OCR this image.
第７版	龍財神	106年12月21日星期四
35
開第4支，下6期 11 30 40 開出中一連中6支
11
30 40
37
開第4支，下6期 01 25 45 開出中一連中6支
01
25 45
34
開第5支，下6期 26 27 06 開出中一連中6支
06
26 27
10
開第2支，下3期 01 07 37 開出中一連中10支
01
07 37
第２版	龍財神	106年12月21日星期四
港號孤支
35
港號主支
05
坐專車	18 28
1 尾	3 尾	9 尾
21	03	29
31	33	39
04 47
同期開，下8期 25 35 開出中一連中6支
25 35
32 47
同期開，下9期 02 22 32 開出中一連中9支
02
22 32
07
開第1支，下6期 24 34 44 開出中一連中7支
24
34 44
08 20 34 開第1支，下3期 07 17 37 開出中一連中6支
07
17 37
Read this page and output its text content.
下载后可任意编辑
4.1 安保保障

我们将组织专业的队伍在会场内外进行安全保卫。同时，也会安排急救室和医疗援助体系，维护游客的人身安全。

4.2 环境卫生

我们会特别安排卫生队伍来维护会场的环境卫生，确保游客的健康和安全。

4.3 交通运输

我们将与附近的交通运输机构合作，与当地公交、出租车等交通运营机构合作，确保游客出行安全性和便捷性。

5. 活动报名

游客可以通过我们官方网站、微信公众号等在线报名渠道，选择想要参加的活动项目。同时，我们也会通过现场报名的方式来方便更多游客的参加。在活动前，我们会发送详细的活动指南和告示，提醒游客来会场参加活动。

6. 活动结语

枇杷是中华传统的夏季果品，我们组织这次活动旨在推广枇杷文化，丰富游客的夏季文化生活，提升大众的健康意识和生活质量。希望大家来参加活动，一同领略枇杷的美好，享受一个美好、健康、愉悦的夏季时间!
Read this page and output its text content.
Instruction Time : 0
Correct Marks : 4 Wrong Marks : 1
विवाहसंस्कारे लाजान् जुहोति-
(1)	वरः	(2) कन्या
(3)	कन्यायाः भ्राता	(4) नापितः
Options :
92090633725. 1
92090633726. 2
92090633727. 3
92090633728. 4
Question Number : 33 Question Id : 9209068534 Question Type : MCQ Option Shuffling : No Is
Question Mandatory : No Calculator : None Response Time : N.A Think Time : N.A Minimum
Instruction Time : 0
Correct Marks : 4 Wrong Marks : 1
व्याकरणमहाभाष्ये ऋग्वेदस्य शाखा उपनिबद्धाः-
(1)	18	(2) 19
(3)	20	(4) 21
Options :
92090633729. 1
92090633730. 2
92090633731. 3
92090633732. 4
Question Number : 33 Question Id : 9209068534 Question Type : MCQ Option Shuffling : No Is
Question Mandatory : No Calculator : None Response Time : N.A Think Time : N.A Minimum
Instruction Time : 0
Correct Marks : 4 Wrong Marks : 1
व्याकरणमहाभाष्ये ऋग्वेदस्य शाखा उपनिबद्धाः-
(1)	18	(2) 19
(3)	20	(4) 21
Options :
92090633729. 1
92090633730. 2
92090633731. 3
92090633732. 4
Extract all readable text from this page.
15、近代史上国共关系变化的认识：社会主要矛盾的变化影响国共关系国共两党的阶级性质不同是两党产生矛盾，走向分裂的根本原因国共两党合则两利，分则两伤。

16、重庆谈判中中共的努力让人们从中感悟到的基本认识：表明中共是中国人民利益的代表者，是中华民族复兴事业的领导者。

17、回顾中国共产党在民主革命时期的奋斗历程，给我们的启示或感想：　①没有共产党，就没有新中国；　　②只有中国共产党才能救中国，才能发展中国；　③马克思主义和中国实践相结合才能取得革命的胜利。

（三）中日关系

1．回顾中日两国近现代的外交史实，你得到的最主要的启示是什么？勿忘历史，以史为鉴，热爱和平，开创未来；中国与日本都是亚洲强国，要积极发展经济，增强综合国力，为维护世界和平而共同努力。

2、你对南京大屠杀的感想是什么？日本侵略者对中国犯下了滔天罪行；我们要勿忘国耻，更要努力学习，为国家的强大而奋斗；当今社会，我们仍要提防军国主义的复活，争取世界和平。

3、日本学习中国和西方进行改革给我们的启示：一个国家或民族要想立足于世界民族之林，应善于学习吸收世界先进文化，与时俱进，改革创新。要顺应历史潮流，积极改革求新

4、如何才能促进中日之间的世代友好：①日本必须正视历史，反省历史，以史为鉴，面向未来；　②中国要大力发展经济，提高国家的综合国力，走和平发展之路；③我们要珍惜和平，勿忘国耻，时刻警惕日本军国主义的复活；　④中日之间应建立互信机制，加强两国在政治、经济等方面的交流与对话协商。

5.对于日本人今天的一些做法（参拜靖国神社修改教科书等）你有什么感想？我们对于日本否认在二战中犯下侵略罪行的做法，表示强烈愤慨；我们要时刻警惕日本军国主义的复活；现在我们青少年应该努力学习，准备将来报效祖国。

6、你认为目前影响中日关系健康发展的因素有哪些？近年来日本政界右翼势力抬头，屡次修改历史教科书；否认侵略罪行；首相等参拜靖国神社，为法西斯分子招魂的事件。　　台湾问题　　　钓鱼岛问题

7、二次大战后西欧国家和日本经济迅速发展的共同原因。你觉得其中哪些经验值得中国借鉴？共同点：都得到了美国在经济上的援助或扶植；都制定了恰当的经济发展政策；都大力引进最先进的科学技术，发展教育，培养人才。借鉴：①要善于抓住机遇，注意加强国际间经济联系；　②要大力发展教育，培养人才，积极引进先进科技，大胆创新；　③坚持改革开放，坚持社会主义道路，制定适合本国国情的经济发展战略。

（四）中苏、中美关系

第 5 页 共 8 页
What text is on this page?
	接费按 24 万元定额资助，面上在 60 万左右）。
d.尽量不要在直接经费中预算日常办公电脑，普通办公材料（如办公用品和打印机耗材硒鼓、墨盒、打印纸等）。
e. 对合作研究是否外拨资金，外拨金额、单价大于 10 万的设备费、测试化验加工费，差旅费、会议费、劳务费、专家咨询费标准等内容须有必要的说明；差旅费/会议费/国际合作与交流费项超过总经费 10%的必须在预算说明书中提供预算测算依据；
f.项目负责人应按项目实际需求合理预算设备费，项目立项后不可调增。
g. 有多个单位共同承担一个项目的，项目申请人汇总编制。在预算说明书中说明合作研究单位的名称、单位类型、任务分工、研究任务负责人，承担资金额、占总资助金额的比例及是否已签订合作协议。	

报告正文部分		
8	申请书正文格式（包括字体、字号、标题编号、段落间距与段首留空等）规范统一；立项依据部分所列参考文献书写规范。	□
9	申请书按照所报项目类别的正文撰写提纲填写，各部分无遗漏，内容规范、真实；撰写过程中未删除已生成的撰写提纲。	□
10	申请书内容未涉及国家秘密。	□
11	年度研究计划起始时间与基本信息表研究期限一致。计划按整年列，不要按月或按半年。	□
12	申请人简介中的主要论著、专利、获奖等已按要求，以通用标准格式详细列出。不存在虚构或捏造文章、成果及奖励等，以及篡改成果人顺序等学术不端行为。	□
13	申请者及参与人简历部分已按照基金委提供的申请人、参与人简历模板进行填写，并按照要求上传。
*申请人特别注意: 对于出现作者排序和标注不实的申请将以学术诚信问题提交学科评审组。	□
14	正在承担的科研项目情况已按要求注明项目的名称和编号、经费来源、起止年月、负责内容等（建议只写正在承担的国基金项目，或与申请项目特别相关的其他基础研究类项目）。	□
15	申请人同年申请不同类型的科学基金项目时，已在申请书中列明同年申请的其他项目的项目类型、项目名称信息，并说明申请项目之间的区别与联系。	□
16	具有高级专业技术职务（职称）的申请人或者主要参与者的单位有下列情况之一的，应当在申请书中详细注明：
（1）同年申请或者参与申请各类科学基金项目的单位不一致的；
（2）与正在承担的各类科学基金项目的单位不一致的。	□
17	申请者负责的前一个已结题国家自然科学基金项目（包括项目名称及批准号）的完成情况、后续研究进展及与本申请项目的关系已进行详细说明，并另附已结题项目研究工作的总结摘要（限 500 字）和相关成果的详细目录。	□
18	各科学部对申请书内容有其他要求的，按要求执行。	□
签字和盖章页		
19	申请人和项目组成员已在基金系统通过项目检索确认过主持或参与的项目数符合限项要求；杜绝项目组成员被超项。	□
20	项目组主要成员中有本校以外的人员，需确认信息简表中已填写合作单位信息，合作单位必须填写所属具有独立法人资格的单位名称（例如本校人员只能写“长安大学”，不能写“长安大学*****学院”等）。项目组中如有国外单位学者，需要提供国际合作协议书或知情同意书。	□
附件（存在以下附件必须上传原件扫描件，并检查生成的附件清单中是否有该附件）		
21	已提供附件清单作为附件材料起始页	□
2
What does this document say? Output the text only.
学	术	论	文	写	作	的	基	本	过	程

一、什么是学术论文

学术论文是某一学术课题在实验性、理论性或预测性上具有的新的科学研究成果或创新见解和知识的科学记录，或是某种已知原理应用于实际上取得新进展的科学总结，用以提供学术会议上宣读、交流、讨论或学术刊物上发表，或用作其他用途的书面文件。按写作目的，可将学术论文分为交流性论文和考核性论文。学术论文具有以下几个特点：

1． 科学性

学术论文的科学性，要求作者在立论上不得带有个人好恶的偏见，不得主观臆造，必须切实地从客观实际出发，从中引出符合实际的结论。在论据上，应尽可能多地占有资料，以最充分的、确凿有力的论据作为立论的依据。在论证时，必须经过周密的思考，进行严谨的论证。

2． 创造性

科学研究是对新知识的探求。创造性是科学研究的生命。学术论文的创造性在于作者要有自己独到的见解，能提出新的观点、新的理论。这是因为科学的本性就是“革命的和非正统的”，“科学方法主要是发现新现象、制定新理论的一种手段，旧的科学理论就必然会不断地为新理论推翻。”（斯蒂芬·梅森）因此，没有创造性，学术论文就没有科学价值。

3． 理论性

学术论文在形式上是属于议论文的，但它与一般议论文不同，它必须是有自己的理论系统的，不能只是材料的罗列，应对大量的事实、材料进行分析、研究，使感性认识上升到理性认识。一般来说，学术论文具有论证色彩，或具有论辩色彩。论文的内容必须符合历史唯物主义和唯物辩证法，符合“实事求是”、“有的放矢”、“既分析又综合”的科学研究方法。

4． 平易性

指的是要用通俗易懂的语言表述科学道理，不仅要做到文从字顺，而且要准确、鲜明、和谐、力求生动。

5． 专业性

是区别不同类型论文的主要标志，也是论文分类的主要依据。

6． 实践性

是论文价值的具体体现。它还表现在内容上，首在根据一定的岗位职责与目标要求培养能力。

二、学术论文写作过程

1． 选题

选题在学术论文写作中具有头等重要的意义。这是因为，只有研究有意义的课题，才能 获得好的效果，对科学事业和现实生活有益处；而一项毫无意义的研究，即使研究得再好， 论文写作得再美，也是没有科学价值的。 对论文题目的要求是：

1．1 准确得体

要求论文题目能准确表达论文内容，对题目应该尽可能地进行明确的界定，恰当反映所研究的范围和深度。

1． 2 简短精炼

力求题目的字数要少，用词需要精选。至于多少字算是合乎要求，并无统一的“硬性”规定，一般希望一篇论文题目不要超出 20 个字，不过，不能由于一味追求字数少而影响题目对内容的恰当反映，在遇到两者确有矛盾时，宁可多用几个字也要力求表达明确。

---+---

» EXERCISE REQUIREMENTS: Show the lines from the data above that contain the string "What".

» TASK ANSWER:
What text is on this page?
What does this document say? Output the text only.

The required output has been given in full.